Given task: Can the data below be echoed back word for word?

** Start of Provided records **

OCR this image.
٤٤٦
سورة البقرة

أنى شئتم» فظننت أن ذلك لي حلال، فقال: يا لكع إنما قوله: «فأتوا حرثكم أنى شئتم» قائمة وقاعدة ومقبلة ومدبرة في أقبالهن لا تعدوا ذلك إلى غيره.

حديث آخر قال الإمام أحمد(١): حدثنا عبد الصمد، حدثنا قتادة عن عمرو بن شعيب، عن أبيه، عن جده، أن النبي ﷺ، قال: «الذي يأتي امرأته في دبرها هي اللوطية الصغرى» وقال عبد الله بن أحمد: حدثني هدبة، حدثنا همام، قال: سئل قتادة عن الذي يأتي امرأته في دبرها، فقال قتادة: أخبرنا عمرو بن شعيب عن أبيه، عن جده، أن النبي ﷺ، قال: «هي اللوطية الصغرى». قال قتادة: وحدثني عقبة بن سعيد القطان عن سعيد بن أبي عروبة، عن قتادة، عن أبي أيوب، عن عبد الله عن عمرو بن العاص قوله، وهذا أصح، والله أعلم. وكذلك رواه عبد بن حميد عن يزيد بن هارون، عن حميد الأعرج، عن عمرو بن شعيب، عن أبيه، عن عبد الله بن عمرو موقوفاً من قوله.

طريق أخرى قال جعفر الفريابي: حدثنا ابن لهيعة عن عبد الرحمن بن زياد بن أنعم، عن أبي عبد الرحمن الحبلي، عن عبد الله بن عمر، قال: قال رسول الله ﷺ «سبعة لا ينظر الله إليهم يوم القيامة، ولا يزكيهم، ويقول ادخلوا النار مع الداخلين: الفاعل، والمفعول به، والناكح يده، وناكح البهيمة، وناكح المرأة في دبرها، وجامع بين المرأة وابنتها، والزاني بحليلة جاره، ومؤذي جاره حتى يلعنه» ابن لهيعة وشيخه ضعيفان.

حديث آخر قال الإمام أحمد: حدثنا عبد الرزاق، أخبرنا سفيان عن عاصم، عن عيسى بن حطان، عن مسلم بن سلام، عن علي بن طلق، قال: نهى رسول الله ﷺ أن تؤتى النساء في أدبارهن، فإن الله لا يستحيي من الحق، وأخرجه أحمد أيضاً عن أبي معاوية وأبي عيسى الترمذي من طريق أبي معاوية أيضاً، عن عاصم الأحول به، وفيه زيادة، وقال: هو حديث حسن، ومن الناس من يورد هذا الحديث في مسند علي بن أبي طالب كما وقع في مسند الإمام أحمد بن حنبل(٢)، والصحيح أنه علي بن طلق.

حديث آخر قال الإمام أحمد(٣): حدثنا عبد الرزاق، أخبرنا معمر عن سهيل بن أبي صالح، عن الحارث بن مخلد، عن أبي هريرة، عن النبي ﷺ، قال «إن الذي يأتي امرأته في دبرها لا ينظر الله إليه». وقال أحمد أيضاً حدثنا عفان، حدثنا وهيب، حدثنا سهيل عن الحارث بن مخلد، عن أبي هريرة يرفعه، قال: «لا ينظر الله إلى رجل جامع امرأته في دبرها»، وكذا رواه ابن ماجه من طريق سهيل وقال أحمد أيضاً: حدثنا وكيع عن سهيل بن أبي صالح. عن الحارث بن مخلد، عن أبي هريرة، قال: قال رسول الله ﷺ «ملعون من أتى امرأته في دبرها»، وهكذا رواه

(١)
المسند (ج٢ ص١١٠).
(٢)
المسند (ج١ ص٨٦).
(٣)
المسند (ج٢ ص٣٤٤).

** End of Provided records **

Result of this exercise:
OCR this image.
٤٤٦
سورة البقرة

أنى شئتم» فظننت أن ذلك لي حلال، فقال: يا لكع إنما قوله: «فأتوا حرثكم أنى شئتم» قائمة وقاعدة ومقبلة ومدبرة في أقبالهن لا تعدوا ذلك إلى غيره.

حديث آخر قال الإمام أحمد(١): حدثنا عبد الصمد، حدثنا قتادة عن عمرو بن شعيب، عن أبيه، عن جده، أن النبي ﷺ، قال: «الذي يأتي امرأته في دبرها هي اللوطية الصغرى» وقال عبد الله بن أحمد: حدثني هدبة، حدثنا همام، قال: سئل قتادة عن الذي يأتي امرأته في دبرها، فقال قتادة: أخبرنا عمرو بن شعيب عن أبيه، عن جده، أن النبي ﷺ، قال: «هي اللوطية الصغرى». قال قتادة: وحدثني عقبة بن سعيد القطان عن سعيد بن أبي عروبة، عن قتادة، عن أبي أيوب، عن عبد الله عن عمرو بن العاص قوله، وهذا أصح، والله أعلم. وكذلك رواه عبد بن حميد عن يزيد بن هارون، عن حميد الأعرج، عن عمرو بن شعيب، عن أبيه، عن عبد الله بن عمرو موقوفاً من قوله.

طريق أخرى قال جعفر الفريابي: حدثنا ابن لهيعة عن عبد الرحمن بن زياد بن أنعم، عن أبي عبد الرحمن الحبلي، عن عبد الله بن عمر، قال: قال رسول الله ﷺ «سبعة لا ينظر الله إليهم يوم القيامة، ولا يزكيهم، ويقول ادخلوا النار مع الداخلين: الفاعل، والمفعول به، والناكح يده، وناكح البهيمة، وناكح المرأة في دبرها، وجامع بين المرأة وابنتها، والزاني بحليلة جاره، ومؤذي جاره حتى يلعنه» ابن لهيعة وشيخه ضعيفان.

حديث آخر قال الإمام أحمد: حدثنا عبد الرزاق، أخبرنا سفيان عن عاصم، عن عيسى بن حطان، عن مسلم بن سلام، عن علي بن طلق، قال: نهى رسول الله ﷺ أن تؤتى النساء في أدبارهن، فإن الله لا يستحيي من الحق، وأخرجه أحمد أيضاً عن أبي معاوية وأبي عيسى الترمذي من طريق أبي معاوية أيضاً، عن عاصم الأحول به، وفيه زيادة، وقال: هو حديث حسن، ومن الناس من يورد هذا الحديث في مسند علي بن أبي طالب كما وقع في مسند الإمام أحمد بن حنبل(٢)، والصحيح أنه علي بن طلق.

حديث آخر قال الإمام أحمد(٣): حدثنا عبد الرزاق، أخبرنا معمر عن سهيل بن أبي صالح، عن الحارث بن مخلد، عن أبي هريرة، عن النبي ﷺ، قال «إن الذي يأتي امرأته في دبرها لا ينظر الله إليه». وقال أحمد أيضاً حدثنا عفان، حدثنا وهيب، حدثنا سهيل عن الحارث بن مخلد، عن أبي هريرة يرفعه، قال: «لا ينظر الله إلى رجل جامع امرأته في دبرها»، وكذا رواه ابن ماجه من طريق سهيل وقال أحمد أيضاً: حدثنا وكيع عن سهيل بن أبي صالح. عن الحارث بن مخلد، عن أبي هريرة، قال: قال رسول الله ﷺ «ملعون من أتى امرأته في دبرها»، وهكذا رواه

(١)
المسند (ج٢ ص١١٠).
(٢)
المسند (ج١ ص٨٦).
(٣)
المسند (ج٢ ص٣٤٤).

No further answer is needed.